▶ WRITTEN TASK
Gather every line that includes the word "this", please.

▶ EXTRACTED ENTRIES
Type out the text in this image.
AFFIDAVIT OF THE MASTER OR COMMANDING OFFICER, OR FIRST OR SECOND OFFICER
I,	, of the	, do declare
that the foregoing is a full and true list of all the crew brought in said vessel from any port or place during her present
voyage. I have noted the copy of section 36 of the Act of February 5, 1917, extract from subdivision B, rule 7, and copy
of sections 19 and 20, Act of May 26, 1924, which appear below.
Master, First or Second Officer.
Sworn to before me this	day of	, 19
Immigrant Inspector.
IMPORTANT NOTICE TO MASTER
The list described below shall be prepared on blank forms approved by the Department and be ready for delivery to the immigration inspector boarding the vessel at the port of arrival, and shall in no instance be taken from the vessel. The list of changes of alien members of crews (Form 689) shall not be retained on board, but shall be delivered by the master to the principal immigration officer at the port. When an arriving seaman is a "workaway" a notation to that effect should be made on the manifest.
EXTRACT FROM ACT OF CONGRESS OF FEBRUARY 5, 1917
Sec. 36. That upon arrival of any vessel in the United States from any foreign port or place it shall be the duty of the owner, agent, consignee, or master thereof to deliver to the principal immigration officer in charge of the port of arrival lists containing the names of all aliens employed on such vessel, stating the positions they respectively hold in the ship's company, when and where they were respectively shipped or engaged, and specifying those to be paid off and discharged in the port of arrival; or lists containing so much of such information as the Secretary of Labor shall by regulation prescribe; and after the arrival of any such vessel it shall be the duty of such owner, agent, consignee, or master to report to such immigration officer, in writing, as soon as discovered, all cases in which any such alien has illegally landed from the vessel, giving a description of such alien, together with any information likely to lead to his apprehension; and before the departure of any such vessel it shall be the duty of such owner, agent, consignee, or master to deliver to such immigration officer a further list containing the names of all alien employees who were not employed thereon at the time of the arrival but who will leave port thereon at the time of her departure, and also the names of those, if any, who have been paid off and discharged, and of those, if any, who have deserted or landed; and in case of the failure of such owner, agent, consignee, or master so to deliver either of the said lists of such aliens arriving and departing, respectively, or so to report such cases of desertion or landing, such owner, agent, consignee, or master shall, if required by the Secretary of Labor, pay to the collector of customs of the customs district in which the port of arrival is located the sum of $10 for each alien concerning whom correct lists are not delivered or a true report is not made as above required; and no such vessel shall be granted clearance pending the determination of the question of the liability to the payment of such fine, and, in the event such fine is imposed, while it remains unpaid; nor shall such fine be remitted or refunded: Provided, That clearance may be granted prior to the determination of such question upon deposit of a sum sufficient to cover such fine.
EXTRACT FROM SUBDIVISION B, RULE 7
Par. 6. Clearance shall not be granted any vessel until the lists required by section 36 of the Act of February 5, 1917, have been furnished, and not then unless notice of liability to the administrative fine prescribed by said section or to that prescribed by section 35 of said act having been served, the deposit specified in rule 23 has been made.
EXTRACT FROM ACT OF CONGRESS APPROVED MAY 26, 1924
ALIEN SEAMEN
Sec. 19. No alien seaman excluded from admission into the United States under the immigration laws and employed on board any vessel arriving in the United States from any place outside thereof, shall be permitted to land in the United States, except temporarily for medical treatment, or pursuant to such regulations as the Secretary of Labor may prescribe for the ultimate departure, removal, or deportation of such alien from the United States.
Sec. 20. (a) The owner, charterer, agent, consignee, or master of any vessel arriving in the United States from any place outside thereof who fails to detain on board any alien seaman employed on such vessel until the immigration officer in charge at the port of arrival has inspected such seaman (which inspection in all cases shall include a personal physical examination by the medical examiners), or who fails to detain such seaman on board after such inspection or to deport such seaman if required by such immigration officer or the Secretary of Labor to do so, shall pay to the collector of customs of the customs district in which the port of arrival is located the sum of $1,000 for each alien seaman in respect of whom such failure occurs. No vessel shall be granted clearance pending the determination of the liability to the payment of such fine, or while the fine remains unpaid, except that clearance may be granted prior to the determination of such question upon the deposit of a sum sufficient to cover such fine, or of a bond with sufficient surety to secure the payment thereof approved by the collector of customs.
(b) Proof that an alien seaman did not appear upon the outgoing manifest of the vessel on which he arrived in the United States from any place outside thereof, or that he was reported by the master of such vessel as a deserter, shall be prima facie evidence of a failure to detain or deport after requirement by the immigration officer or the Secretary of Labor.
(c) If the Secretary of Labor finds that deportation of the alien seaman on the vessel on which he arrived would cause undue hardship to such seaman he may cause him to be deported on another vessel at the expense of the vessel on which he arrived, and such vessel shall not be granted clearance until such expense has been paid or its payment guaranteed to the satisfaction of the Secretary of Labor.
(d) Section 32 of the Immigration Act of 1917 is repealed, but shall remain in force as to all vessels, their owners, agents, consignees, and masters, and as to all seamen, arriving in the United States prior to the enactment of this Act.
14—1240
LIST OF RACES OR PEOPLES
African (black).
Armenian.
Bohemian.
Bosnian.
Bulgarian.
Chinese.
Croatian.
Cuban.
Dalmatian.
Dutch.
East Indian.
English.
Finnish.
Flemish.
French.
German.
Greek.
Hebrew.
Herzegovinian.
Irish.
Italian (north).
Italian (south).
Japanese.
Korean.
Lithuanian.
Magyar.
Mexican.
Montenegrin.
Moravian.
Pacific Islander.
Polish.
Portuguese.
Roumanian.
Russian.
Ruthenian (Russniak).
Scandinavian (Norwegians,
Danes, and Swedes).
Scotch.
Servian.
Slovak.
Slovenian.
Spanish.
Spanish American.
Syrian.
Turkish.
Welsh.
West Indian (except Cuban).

▶ FINAL ANSWER
Type out the text in this image.
Sworn to before me this	day of	, 19
(d) Section 32 of the Immigration Act of 1917 is repealed, but shall remain in force as to all vessels, their owners, agents, consignees, and masters, and as to all seamen, arriving in the United States prior to the enactment of this Act.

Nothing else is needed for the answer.